- Official poster
- Also known as: Top Quality Petty Official 極品芝麻品 The Beauty of Bureaucracy 官場浮世繪
- 宦海奇官
- Genre: Period drama, Historical fiction, Comedy
- Created by: Hong Kong Television Broadcasts Limited
- Written by: Tsui Tat-choh, Wong Yeh-lik, Yu Chau-tung, Ho Sai-kit, Ng Pui-yee, Mak Bing-wah
- Starring: Kenneth Ma Tavia Yeung Joel Chan Benjamin Yuen Lau Dan Yoyo Chen Cilla Kung Ram Chiang Susan Tse Henry Lee
- Theme music composer: Alan Cheung
- Opening theme: Gossip (是非) by Ronald Law & Grace Wong
- Country of origin: Hong Kong
- Original language: Cantonese
- No. of episodes: 21

Production
- Executive producer: Catherine Tsang
- Producer: Lee Tim-sing
- Production location: Hong Kong
- Editors: Tsui Tat-choh, Siu Long
- Camera setup: Multi camera
- Running time: 45 minutes
- Production company: TVB

Original release
- Network: TVB Jade, HD Jade
- Release: 29 December 2014 – 24 January 2015

= Noblesse Oblige (TV series) =

Hong Kong television series

Noblesse Oblige (宦海奇官 (waan6 hoi2 kei4 gun1); literally "The Realm of Unusual Officials") is a 2014 till 2015 Hong Kong period drama set during the later years of Kangxi Emperor's Qing dynasty rule. Produced by Lee Tim-sing, it stars Kenneth Ma, Tavia Yeung as the main leads, with Joel Chan, Benjamin Yuen, Ram Chiang and Cilla Kung as the major supporting cast. The drama was filmed from January till April 2014. First original broadcast began on Hong Kong's Jade and HD Jade channels December 29, 2014 till January 24, 2015 every Monday through Friday during its 8:30-9:30 pm timeslot with a total of 21 episodes, the last two episodes were aired on the same night as a two-hour finale.

This is Kenneth Ma and Tavia Yeung's fifth collaboration. The two previously starred together in The Mysteries of Love, The Hippocratic Crush l & ll and Three Kingdoms RPG.

------------

* **Stated problem 1**: According to the text about Noblesse Oblige, during which months was the drama filmed?
The rows that follow have nothing to do with the text about Noblesse Oblige.

------------

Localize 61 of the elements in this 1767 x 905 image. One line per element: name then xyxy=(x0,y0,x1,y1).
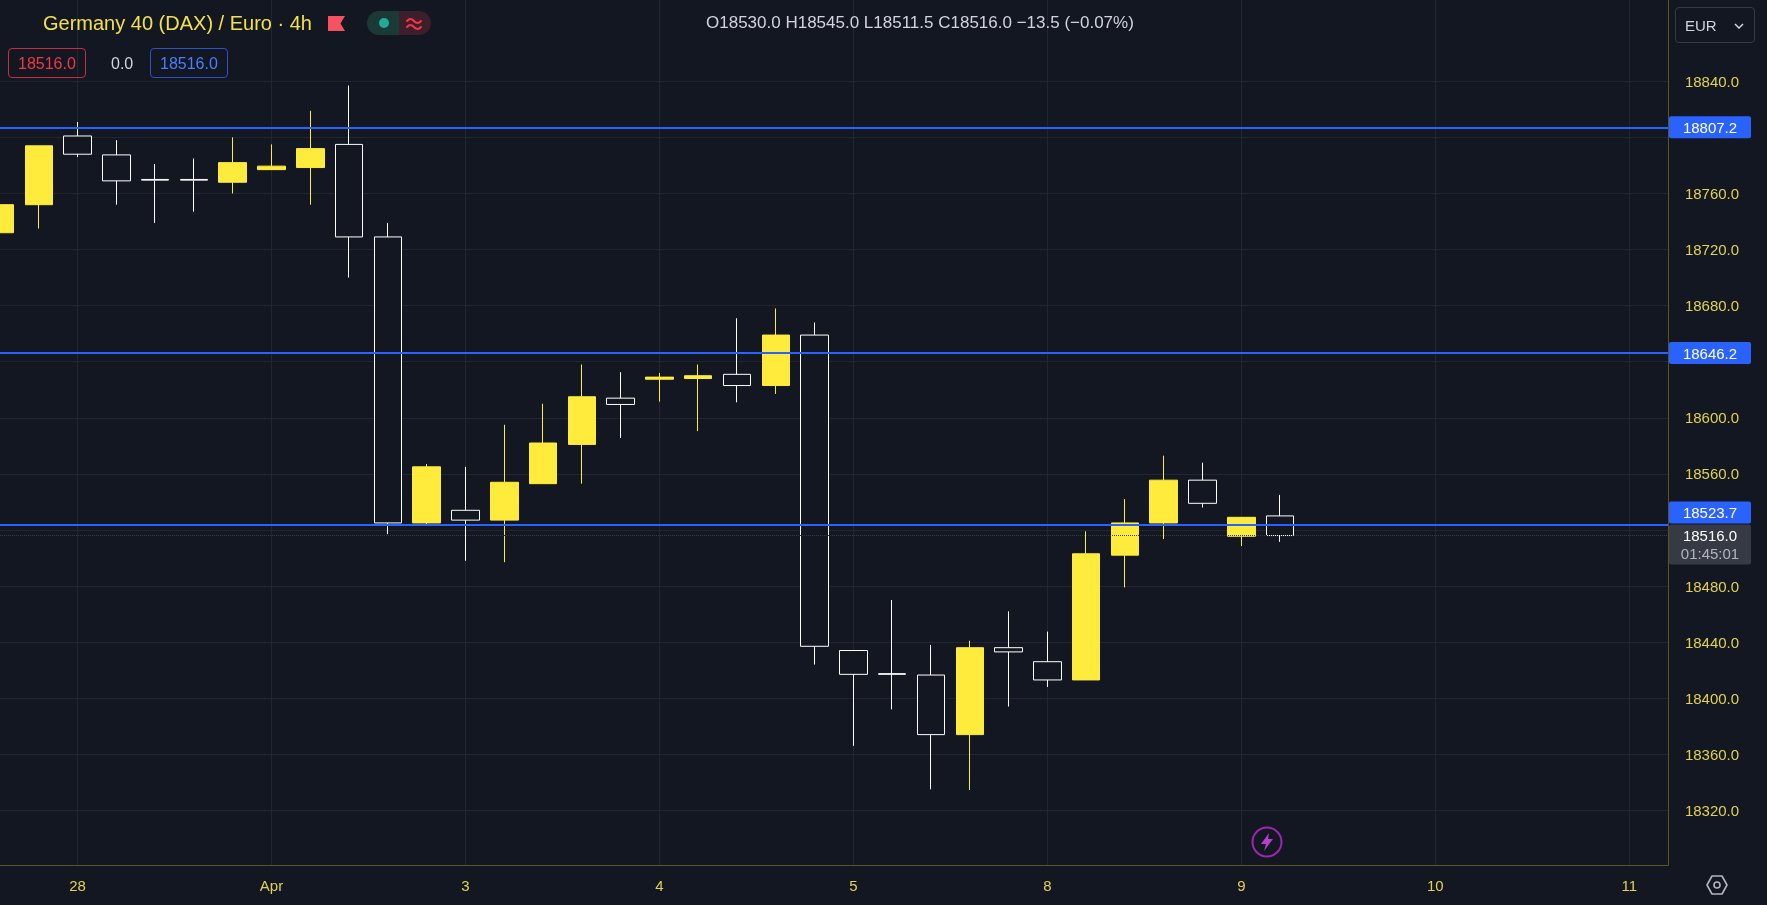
y-tick-label: 18840.0 xyxy=(1684,72,1740,90)
candlestick xyxy=(296,110,325,206)
y-tick-label: 18600.0 xyxy=(1684,409,1740,427)
candlestick xyxy=(1149,455,1178,540)
candlestick xyxy=(917,644,945,790)
candlestick xyxy=(839,650,868,747)
annotation: 0.0 xyxy=(110,54,135,74)
y-tick-label: 18760.0 xyxy=(1684,184,1740,202)
annotation: 18516.0 xyxy=(8,48,86,78)
x-tick-label: 4 xyxy=(655,877,664,894)
y-tick-label: 18480.0 xyxy=(1684,577,1740,595)
candlestick xyxy=(606,371,635,439)
y-tick-label: 18320.0 xyxy=(1684,801,1740,819)
candlestick xyxy=(645,372,674,403)
x-tick-label: 5 xyxy=(849,877,858,894)
x-tick-label: 3 xyxy=(461,877,470,894)
y-tick-label: 18560.0 xyxy=(1684,465,1740,483)
candlestick xyxy=(1072,530,1100,681)
x-tick-label: 10 xyxy=(1426,877,1444,894)
candlestick xyxy=(684,364,712,432)
candlestick xyxy=(529,403,557,485)
ref-line-label: 18523.7 xyxy=(1682,504,1738,522)
candlestick xyxy=(800,321,829,666)
candlestick xyxy=(1111,498,1139,588)
candlestick xyxy=(762,307,790,395)
y-tick-label: 18440.0 xyxy=(1684,633,1740,651)
ref-line-label: 18516.0 01:45:01 xyxy=(1680,527,1740,563)
x-tick-label: 28 xyxy=(69,877,86,894)
candlestick xyxy=(374,222,402,535)
text: O18530.0 H18545.0 L18511.5 C18516.0 −13.5 (−0.07%) xyxy=(706,13,1134,33)
candlestick xyxy=(956,640,984,791)
text: Germany 40 (DAX) / Euro · 4h xyxy=(43,11,312,35)
candlestick xyxy=(102,139,131,206)
candlestick xyxy=(723,317,751,403)
y-tick-label: 18680.0 xyxy=(1684,297,1740,315)
candlestick xyxy=(490,424,519,563)
candlestick xyxy=(257,143,286,171)
candlestick xyxy=(878,599,906,710)
candlestick xyxy=(63,121,92,158)
text: EUR xyxy=(1685,16,1717,34)
x-tick-label: 9 xyxy=(1237,877,1246,894)
candlestick xyxy=(180,157,208,213)
candlestick xyxy=(412,463,441,525)
ref-line-label: 18807.2 xyxy=(1682,118,1738,136)
y-tick-label: 18400.0 xyxy=(1684,689,1740,707)
y-tick-label: 18360.0 xyxy=(1684,745,1740,763)
candlestick xyxy=(141,163,169,224)
candlestick xyxy=(568,364,596,485)
x-tick-label: 8 xyxy=(1043,877,1052,894)
x-tick-label: Apr xyxy=(259,877,284,894)
x-tick-label: 11 xyxy=(1621,877,1637,894)
candlestick xyxy=(1188,462,1217,508)
annotation: 18516.0 xyxy=(150,48,228,78)
candlestick xyxy=(218,136,247,194)
candlestick xyxy=(25,145,53,230)
candlestick xyxy=(335,85,363,279)
candlestick xyxy=(1033,631,1062,688)
ref-line-label: 18646.2 xyxy=(1682,344,1738,362)
candlestick xyxy=(451,466,480,562)
y-tick-label: 18720.0 xyxy=(1684,241,1740,259)
candlestick xyxy=(994,610,1023,708)
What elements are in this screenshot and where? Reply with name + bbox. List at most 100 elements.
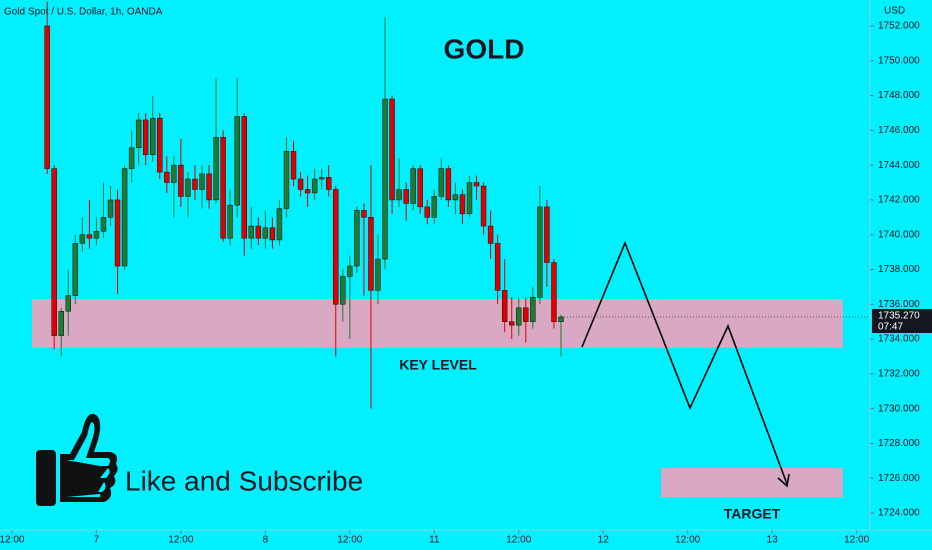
projection-arrowhead xyxy=(777,473,790,488)
y-tick-label: 1746.000 xyxy=(878,125,920,136)
candle-body xyxy=(375,258,381,291)
countdown-label: 07:47 xyxy=(878,322,903,333)
y-tick-label: 1740.000 xyxy=(878,229,920,240)
x-tick-label: 12:00 xyxy=(337,535,362,546)
candle-body xyxy=(107,199,114,218)
candle-body xyxy=(164,171,170,183)
y-tick-label: 1742.000 xyxy=(878,195,920,206)
x-tick-label: 12:00 xyxy=(0,535,25,546)
candle-body xyxy=(114,199,121,267)
x-tick-label: 13 xyxy=(767,535,779,546)
candle-body xyxy=(431,196,438,218)
candle-body xyxy=(509,321,515,326)
candle-body xyxy=(452,194,459,201)
y-tick-label: 1744.000 xyxy=(878,160,920,171)
candle-body xyxy=(354,210,360,267)
candle-body xyxy=(206,173,212,201)
y-tick-label: 1732.000 xyxy=(878,368,920,379)
candle-body xyxy=(276,208,283,241)
key-level-zone xyxy=(32,299,843,348)
candle-body xyxy=(304,189,311,194)
candle-body xyxy=(199,173,205,190)
chart-title: GOLD xyxy=(444,33,525,64)
y-tick-label: 1736.000 xyxy=(878,299,920,310)
candle-body xyxy=(551,262,557,322)
x-tick-label: 12:00 xyxy=(675,535,700,546)
y-tick-label: 1734.000 xyxy=(878,334,920,345)
candle-body xyxy=(417,168,423,208)
candle-body xyxy=(121,168,128,267)
candle-body xyxy=(530,297,536,322)
x-tick-label: 11 xyxy=(429,535,440,546)
x-tick-label: 12:00 xyxy=(844,535,869,546)
candle-body xyxy=(262,227,269,239)
candle-body xyxy=(142,119,149,155)
candle-body xyxy=(185,178,191,197)
candle-body xyxy=(459,194,466,215)
candle-body xyxy=(220,137,226,239)
candle-body xyxy=(248,225,254,239)
candle-body xyxy=(178,164,184,197)
y-tick-label: 1748.000 xyxy=(878,90,920,101)
candle-body xyxy=(135,119,142,148)
y-tick-label: 1724.000 xyxy=(878,508,920,519)
candle-body xyxy=(438,168,445,197)
candle-body xyxy=(241,116,247,239)
target-zone xyxy=(661,467,843,498)
candle-body xyxy=(58,310,64,336)
candle-body xyxy=(558,316,564,322)
y-tick-label: 1752.000 xyxy=(878,21,920,32)
key-level-label: KEY LEVEL xyxy=(399,357,477,373)
x-tick-label: 8 xyxy=(263,535,269,546)
candle-body xyxy=(297,178,304,190)
candle-body xyxy=(340,276,346,305)
candle-body xyxy=(269,227,276,241)
y-tick-label: 1730.000 xyxy=(878,403,920,414)
y-tick-label: 1728.000 xyxy=(878,438,920,449)
y-tick-label: 1738.000 xyxy=(878,264,920,275)
cta-text: Like and Subscribe xyxy=(125,465,363,496)
candle-body xyxy=(44,25,50,169)
candle-body xyxy=(501,290,508,322)
candle-body xyxy=(157,117,163,173)
candle-body xyxy=(544,206,550,263)
candle-body xyxy=(537,206,543,298)
last-price-label: 1735.270 xyxy=(878,311,920,322)
candle-body xyxy=(192,178,198,190)
y-tick-label: 1726.000 xyxy=(878,473,920,484)
candle-body xyxy=(100,217,107,232)
candle-body xyxy=(368,217,374,291)
candle-body xyxy=(326,177,332,190)
zones xyxy=(32,299,843,498)
candle-body xyxy=(51,168,57,336)
candle-body xyxy=(234,116,240,206)
candle-body xyxy=(382,98,388,260)
candle-body xyxy=(410,168,416,204)
candle-body xyxy=(347,265,353,277)
candle-body xyxy=(445,168,452,201)
thumbs-up-icon xyxy=(36,413,118,506)
y-tick-label: 1750.000 xyxy=(878,55,920,66)
candle-body xyxy=(79,234,86,244)
candle-body xyxy=(171,164,177,183)
x-tick-label: 12 xyxy=(598,535,610,546)
symbol-label: Gold Spot / U.S. Dollar, 1h, OANDA xyxy=(4,7,163,18)
candle-body xyxy=(311,178,318,194)
candle-body xyxy=(283,150,290,209)
candle-body xyxy=(466,182,473,215)
candle-body xyxy=(72,243,79,296)
candle-body xyxy=(389,98,395,201)
x-tick-label: 7 xyxy=(94,535,100,546)
candle-body xyxy=(480,185,487,227)
candle-body xyxy=(403,189,409,204)
candle-body xyxy=(333,189,339,305)
candle-body xyxy=(473,182,480,187)
candle-body xyxy=(255,225,262,239)
candle-body xyxy=(494,243,501,291)
projection-path xyxy=(581,240,788,485)
candle-body xyxy=(213,137,219,201)
target-label: TARGET xyxy=(724,506,781,522)
x-tick-label: 12:00 xyxy=(168,535,193,546)
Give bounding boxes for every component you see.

------------

* **Stated problem 2**: In the rows, give the stretch from the line containing "projection-arrowhead xyxy=(777,473,790,488)" through the line containing "y-tick-label: 1744.000 xyxy=(878,160,920,171)" again, with "candle-body" changed to "candle-bar" and nothing else altered. Return only those lines.

* **Task solution 1**: January till April 2014.

* **Task solution 2**:
projection-arrowhead xyxy=(777,473,790,488)
y-tick-label: 1746.000 xyxy=(878,125,920,136)
candle-bar xyxy=(375,258,381,291)
countdown-label: 07:47 xyxy=(878,322,903,333)
y-tick-label: 1740.000 xyxy=(878,229,920,240)
x-tick-label: 12:00 xyxy=(337,535,362,546)
candle-bar xyxy=(107,199,114,218)
candle-bar xyxy=(164,171,170,183)
y-tick-label: 1742.000 xyxy=(878,195,920,206)
x-tick-label: 12:00 xyxy=(0,535,25,546)
candle-bar xyxy=(114,199,121,267)
x-tick-label: 13 xyxy=(767,535,779,546)
candle-bar xyxy=(431,196,438,218)
candle-bar xyxy=(509,321,515,326)
candle-bar xyxy=(452,194,459,201)
y-tick-label: 1744.000 xyxy=(878,160,920,171)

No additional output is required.